Using the report on the Newry killings, answer:
1. At what time on Monday did Lee Graham call Maine State Police?
2. Which judge asked Nielsen to confirm his identity in court?
3. How far from Newry is the area off Campbell Brook Road?

Selected extract:
^^^^^^^^
The Bullards, both of Newry, and Beatson of Bethel were found shot and dismembered outside the Black Bear Bed and Breakfast in Newry. Both Bullards and Nielsen, a cook at the Sudbury Inn in Bethel, also lived at the Newry bed and breakfast, and Whitehurst is believed to have been staying there.
During his appearance in court Tuesday, Nielsen seemed calm. He occasionally smiled or smirked slightly during the proceedings, which lasted less than 20 minutes.
Dressed in blaze orange jail clothing and wearing a brown bulletproof vest – a handcuffed and shackled Nielsen confirmed his identity when asked by Oxford County Superior Court Justice Robert Crowley. He also talked softly to his lawyer a few times before and after the felony charges against him and the upcoming court proceedings were explained. He did not enter a plea.
Nielsen, a former resident of Farmington, will be held without bail at the Oxford County Jail until at least Sept. 12, when the court will hold a hearing to establish whether he can be released on bail while awaiting trial.
Police had learned of the killings from Nielsen’s stepmother, Lee Graham, who called Maine State Police at 5:34 p.m. Monday to say a woman’s body and a trail of blood had been found behind the Black Bear Bed and Breakfast in Newry.
Her husband and Nielsen’s father, Charles Nielsen, thought his son was responsible, Graham told police.
Ten minutes later, Graham called back to say Christian Nielsen told his father he had killed four people.
According to the affidavit, Christian Nielsen confessed to killing Selby Bullard and Beatson Monday; Julie Bullard Sunday and Whitehurst on Friday. The three women’s bodies were found outside the Newry bed and breakfast, owned by Julie Bullard, along with three dead dogs.
Christian Nielsen also led investigators Monday night to a remote area in Upton where he said he had disposed of Whitehurst’s body.
On Tuesday, Edward David, the state’s chief deputy medical examiner, and Marcella Sorg, a forensic anthropologist, were investigating an area off Campbell Brook Road where officials believed Whitehurst’s body had been buried.
David said they found a plastic bag and cigarette butt but couldn’t say Tuesday whether either would be considered evidence since the area is also an active logging site. Forested and accessible by only dirt and gravel roads, the area is more than 25 miles from Newry.
^^^^^^^^
(Document layout detection data)
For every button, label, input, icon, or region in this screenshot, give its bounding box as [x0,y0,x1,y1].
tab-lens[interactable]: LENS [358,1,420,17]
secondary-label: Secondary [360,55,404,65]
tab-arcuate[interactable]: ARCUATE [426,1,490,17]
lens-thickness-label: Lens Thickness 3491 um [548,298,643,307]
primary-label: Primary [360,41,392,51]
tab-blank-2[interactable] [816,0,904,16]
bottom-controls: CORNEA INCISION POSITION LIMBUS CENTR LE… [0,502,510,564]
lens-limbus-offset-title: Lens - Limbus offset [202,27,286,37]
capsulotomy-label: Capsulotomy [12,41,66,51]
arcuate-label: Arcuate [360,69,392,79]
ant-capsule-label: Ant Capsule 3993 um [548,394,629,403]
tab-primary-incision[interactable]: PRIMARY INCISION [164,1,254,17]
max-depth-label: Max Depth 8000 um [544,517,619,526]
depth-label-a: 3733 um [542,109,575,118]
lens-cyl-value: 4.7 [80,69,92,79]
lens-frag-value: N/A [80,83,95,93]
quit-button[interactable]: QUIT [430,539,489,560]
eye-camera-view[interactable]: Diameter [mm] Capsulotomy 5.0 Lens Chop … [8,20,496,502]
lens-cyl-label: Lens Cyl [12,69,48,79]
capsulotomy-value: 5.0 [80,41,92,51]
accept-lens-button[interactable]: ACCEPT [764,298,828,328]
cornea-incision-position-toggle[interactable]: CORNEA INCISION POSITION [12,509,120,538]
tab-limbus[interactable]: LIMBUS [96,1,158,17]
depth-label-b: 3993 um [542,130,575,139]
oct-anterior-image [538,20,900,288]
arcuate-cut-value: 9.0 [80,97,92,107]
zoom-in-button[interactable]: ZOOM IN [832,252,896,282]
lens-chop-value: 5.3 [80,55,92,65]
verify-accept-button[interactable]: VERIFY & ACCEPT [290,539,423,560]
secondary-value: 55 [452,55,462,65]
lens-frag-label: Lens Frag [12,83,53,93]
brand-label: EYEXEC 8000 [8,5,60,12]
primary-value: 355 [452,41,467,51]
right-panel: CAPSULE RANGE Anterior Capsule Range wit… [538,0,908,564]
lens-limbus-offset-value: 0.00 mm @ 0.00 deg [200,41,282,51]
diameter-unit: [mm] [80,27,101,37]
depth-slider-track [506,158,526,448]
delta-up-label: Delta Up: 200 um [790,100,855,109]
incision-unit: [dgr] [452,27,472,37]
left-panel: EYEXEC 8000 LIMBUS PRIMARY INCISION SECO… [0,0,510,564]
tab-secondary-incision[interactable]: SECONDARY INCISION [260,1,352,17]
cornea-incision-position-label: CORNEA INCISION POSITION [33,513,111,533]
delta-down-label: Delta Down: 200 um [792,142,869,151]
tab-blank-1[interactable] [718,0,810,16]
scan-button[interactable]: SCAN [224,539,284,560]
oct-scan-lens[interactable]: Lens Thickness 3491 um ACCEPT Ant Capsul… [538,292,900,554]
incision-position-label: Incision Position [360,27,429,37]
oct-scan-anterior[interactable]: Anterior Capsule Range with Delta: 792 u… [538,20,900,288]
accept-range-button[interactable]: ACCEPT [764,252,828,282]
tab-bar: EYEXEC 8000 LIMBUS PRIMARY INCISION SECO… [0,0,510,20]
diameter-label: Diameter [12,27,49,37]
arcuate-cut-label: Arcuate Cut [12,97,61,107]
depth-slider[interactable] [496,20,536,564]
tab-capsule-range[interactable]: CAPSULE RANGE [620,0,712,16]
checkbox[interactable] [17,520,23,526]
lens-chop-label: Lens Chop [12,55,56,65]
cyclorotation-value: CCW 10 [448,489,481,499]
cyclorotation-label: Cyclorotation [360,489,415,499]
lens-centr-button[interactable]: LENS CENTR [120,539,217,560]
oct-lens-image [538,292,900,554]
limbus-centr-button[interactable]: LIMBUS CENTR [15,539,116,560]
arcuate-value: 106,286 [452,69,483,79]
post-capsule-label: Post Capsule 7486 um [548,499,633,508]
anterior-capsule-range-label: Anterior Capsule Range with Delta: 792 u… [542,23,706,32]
^^^^^^^^
Solution to this problem:
1. 5:34 p.m.
2. Oxford County Superior Court Justice Robert Crowley
3. More than 25 miles